▶ [The request] All the data should be repeated exactly. Any image in it is left out.
* begin Dataset entries *
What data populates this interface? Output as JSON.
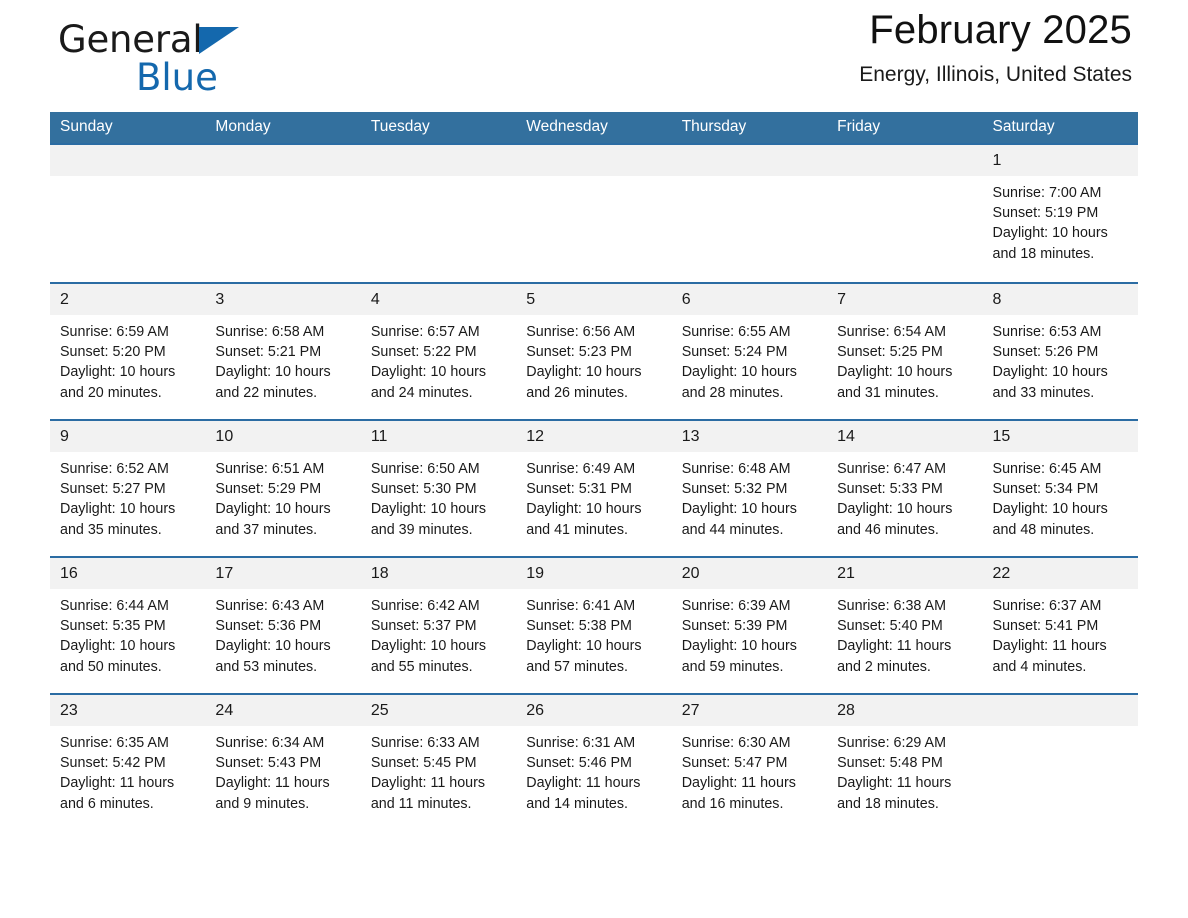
{
  "brand": {
    "name_part1": "General",
    "name_part2": "Blue",
    "accent_color": "#1468ad"
  },
  "header": {
    "title": "February 2025",
    "subtitle": "Energy, Illinois, United States",
    "header_bg": "#33709e",
    "row_rule_color": "#2b6ca3",
    "daynum_bg": "#f2f2f2"
  },
  "weekdays": [
    "Sunday",
    "Monday",
    "Tuesday",
    "Wednesday",
    "Thursday",
    "Friday",
    "Saturday"
  ],
  "weeks": [
    [
      {
        "day": "",
        "info": ""
      },
      {
        "day": "",
        "info": ""
      },
      {
        "day": "",
        "info": ""
      },
      {
        "day": "",
        "info": ""
      },
      {
        "day": "",
        "info": ""
      },
      {
        "day": "",
        "info": ""
      },
      {
        "day": "1",
        "info": "Sunrise: 7:00 AM\nSunset: 5:19 PM\nDaylight: 10 hours\nand 18 minutes."
      }
    ],
    [
      {
        "day": "2",
        "info": "Sunrise: 6:59 AM\nSunset: 5:20 PM\nDaylight: 10 hours\nand 20 minutes."
      },
      {
        "day": "3",
        "info": "Sunrise: 6:58 AM\nSunset: 5:21 PM\nDaylight: 10 hours\nand 22 minutes."
      },
      {
        "day": "4",
        "info": "Sunrise: 6:57 AM\nSunset: 5:22 PM\nDaylight: 10 hours\nand 24 minutes."
      },
      {
        "day": "5",
        "info": "Sunrise: 6:56 AM\nSunset: 5:23 PM\nDaylight: 10 hours\nand 26 minutes."
      },
      {
        "day": "6",
        "info": "Sunrise: 6:55 AM\nSunset: 5:24 PM\nDaylight: 10 hours\nand 28 minutes."
      },
      {
        "day": "7",
        "info": "Sunrise: 6:54 AM\nSunset: 5:25 PM\nDaylight: 10 hours\nand 31 minutes."
      },
      {
        "day": "8",
        "info": "Sunrise: 6:53 AM\nSunset: 5:26 PM\nDaylight: 10 hours\nand 33 minutes."
      }
    ],
    [
      {
        "day": "9",
        "info": "Sunrise: 6:52 AM\nSunset: 5:27 PM\nDaylight: 10 hours\nand 35 minutes."
      },
      {
        "day": "10",
        "info": "Sunrise: 6:51 AM\nSunset: 5:29 PM\nDaylight: 10 hours\nand 37 minutes."
      },
      {
        "day": "11",
        "info": "Sunrise: 6:50 AM\nSunset: 5:30 PM\nDaylight: 10 hours\nand 39 minutes."
      },
      {
        "day": "12",
        "info": "Sunrise: 6:49 AM\nSunset: 5:31 PM\nDaylight: 10 hours\nand 41 minutes."
      },
      {
        "day": "13",
        "info": "Sunrise: 6:48 AM\nSunset: 5:32 PM\nDaylight: 10 hours\nand 44 minutes."
      },
      {
        "day": "14",
        "info": "Sunrise: 6:47 AM\nSunset: 5:33 PM\nDaylight: 10 hours\nand 46 minutes."
      },
      {
        "day": "15",
        "info": "Sunrise: 6:45 AM\nSunset: 5:34 PM\nDaylight: 10 hours\nand 48 minutes."
      }
    ],
    [
      {
        "day": "16",
        "info": "Sunrise: 6:44 AM\nSunset: 5:35 PM\nDaylight: 10 hours\nand 50 minutes."
      },
      {
        "day": "17",
        "info": "Sunrise: 6:43 AM\nSunset: 5:36 PM\nDaylight: 10 hours\nand 53 minutes."
      },
      {
        "day": "18",
        "info": "Sunrise: 6:42 AM\nSunset: 5:37 PM\nDaylight: 10 hours\nand 55 minutes."
      },
      {
        "day": "19",
        "info": "Sunrise: 6:41 AM\nSunset: 5:38 PM\nDaylight: 10 hours\nand 57 minutes."
      },
      {
        "day": "20",
        "info": "Sunrise: 6:39 AM\nSunset: 5:39 PM\nDaylight: 10 hours\nand 59 minutes."
      },
      {
        "day": "21",
        "info": "Sunrise: 6:38 AM\nSunset: 5:40 PM\nDaylight: 11 hours\nand 2 minutes."
      },
      {
        "day": "22",
        "info": "Sunrise: 6:37 AM\nSunset: 5:41 PM\nDaylight: 11 hours\nand 4 minutes."
      }
    ],
    [
      {
        "day": "23",
        "info": "Sunrise: 6:35 AM\nSunset: 5:42 PM\nDaylight: 11 hours\nand 6 minutes."
      },
      {
        "day": "24",
        "info": "Sunrise: 6:34 AM\nSunset: 5:43 PM\nDaylight: 11 hours\nand 9 minutes."
      },
      {
        "day": "25",
        "info": "Sunrise: 6:33 AM\nSunset: 5:45 PM\nDaylight: 11 hours\nand 11 minutes."
      },
      {
        "day": "26",
        "info": "Sunrise: 6:31 AM\nSunset: 5:46 PM\nDaylight: 11 hours\nand 14 minutes."
      },
      {
        "day": "27",
        "info": "Sunrise: 6:30 AM\nSunset: 5:47 PM\nDaylight: 11 hours\nand 16 minutes."
      },
      {
        "day": "28",
        "info": "Sunrise: 6:29 AM\nSunset: 5:48 PM\nDaylight: 11 hours\nand 18 minutes."
      },
      {
        "day": "",
        "info": ""
      }
    ]
  ]
}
* end Dataset entries *
▶ [Worked answer]
What data populates this interface? Output as JSON.
{
  "brand": {
    "name_part1": "General",
    "name_part2": "Blue",
    "accent_color": "#1468ad"
  },
  "header": {
    "title": "February 2025",
    "subtitle": "Energy, Illinois, United States",
    "header_bg": "#33709e",
    "row_rule_color": "#2b6ca3",
    "daynum_bg": "#f2f2f2"
  },
  "weekdays": [
    "Sunday",
    "Monday",
    "Tuesday",
    "Wednesday",
    "Thursday",
    "Friday",
    "Saturday"
  ],
  "weeks": [
    [
      {
        "day": "",
        "info": ""
      },
      {
        "day": "",
        "info": ""
      },
      {
        "day": "",
        "info": ""
      },
      {
        "day": "",
        "info": ""
      },
      {
        "day": "",
        "info": ""
      },
      {
        "day": "",
        "info": ""
      },
      {
        "day": "1",
        "info": "Sunrise: 7:00 AM\nSunset: 5:19 PM\nDaylight: 10 hours\nand 18 minutes."
      }
    ],
    [
      {
        "day": "2",
        "info": "Sunrise: 6:59 AM\nSunset: 5:20 PM\nDaylight: 10 hours\nand 20 minutes."
      },
      {
        "day": "3",
        "info": "Sunrise: 6:58 AM\nSunset: 5:21 PM\nDaylight: 10 hours\nand 22 minutes."
      },
      {
        "day": "4",
        "info": "Sunrise: 6:57 AM\nSunset: 5:22 PM\nDaylight: 10 hours\nand 24 minutes."
      },
      {
        "day": "5",
        "info": "Sunrise: 6:56 AM\nSunset: 5:23 PM\nDaylight: 10 hours\nand 26 minutes."
      },
      {
        "day": "6",
        "info": "Sunrise: 6:55 AM\nSunset: 5:24 PM\nDaylight: 10 hours\nand 28 minutes."
      },
      {
        "day": "7",
        "info": "Sunrise: 6:54 AM\nSunset: 5:25 PM\nDaylight: 10 hours\nand 31 minutes."
      },
      {
        "day": "8",
        "info": "Sunrise: 6:53 AM\nSunset: 5:26 PM\nDaylight: 10 hours\nand 33 minutes."
      }
    ],
    [
      {
        "day": "9",
        "info": "Sunrise: 6:52 AM\nSunset: 5:27 PM\nDaylight: 10 hours\nand 35 minutes."
      },
      {
        "day": "10",
        "info": "Sunrise: 6:51 AM\nSunset: 5:29 PM\nDaylight: 10 hours\nand 37 minutes."
      },
      {
        "day": "11",
        "info": "Sunrise: 6:50 AM\nSunset: 5:30 PM\nDaylight: 10 hours\nand 39 minutes."
      },
      {
        "day": "12",
        "info": "Sunrise: 6:49 AM\nSunset: 5:31 PM\nDaylight: 10 hours\nand 41 minutes."
      },
      {
        "day": "13",
        "info": "Sunrise: 6:48 AM\nSunset: 5:32 PM\nDaylight: 10 hours\nand 44 minutes."
      },
      {
        "day": "14",
        "info": "Sunrise: 6:47 AM\nSunset: 5:33 PM\nDaylight: 10 hours\nand 46 minutes."
      },
      {
        "day": "15",
        "info": "Sunrise: 6:45 AM\nSunset: 5:34 PM\nDaylight: 10 hours\nand 48 minutes."
      }
    ],
    [
      {
        "day": "16",
        "info": "Sunrise: 6:44 AM\nSunset: 5:35 PM\nDaylight: 10 hours\nand 50 minutes."
      },
      {
        "day": "17",
        "info": "Sunrise: 6:43 AM\nSunset: 5:36 PM\nDaylight: 10 hours\nand 53 minutes."
      },
      {
        "day": "18",
        "info": "Sunrise: 6:42 AM\nSunset: 5:37 PM\nDaylight: 10 hours\nand 55 minutes."
      },
      {
        "day": "19",
        "info": "Sunrise: 6:41 AM\nSunset: 5:38 PM\nDaylight: 10 hours\nand 57 minutes."
      },
      {
        "day": "20",
        "info": "Sunrise: 6:39 AM\nSunset: 5:39 PM\nDaylight: 10 hours\nand 59 minutes."
      },
      {
        "day": "21",
        "info": "Sunrise: 6:38 AM\nSunset: 5:40 PM\nDaylight: 11 hours\nand 2 minutes."
      },
      {
        "day": "22",
        "info": "Sunrise: 6:37 AM\nSunset: 5:41 PM\nDaylight: 11 hours\nand 4 minutes."
      }
    ],
    [
      {
        "day": "23",
        "info": "Sunrise: 6:35 AM\nSunset: 5:42 PM\nDaylight: 11 hours\nand 6 minutes."
      },
      {
        "day": "24",
        "info": "Sunrise: 6:34 AM\nSunset: 5:43 PM\nDaylight: 11 hours\nand 9 minutes."
      },
      {
        "day": "25",
        "info": "Sunrise: 6:33 AM\nSunset: 5:45 PM\nDaylight: 11 hours\nand 11 minutes."
      },
      {
        "day": "26",
        "info": "Sunrise: 6:31 AM\nSunset: 5:46 PM\nDaylight: 11 hours\nand 14 minutes."
      },
      {
        "day": "27",
        "info": "Sunrise: 6:30 AM\nSunset: 5:47 PM\nDaylight: 11 hours\nand 16 minutes."
      },
      {
        "day": "28",
        "info": "Sunrise: 6:29 AM\nSunset: 5:48 PM\nDaylight: 11 hours\nand 18 minutes."
      },
      {
        "day": "",
        "info": ""
      }
    ]
  ]
}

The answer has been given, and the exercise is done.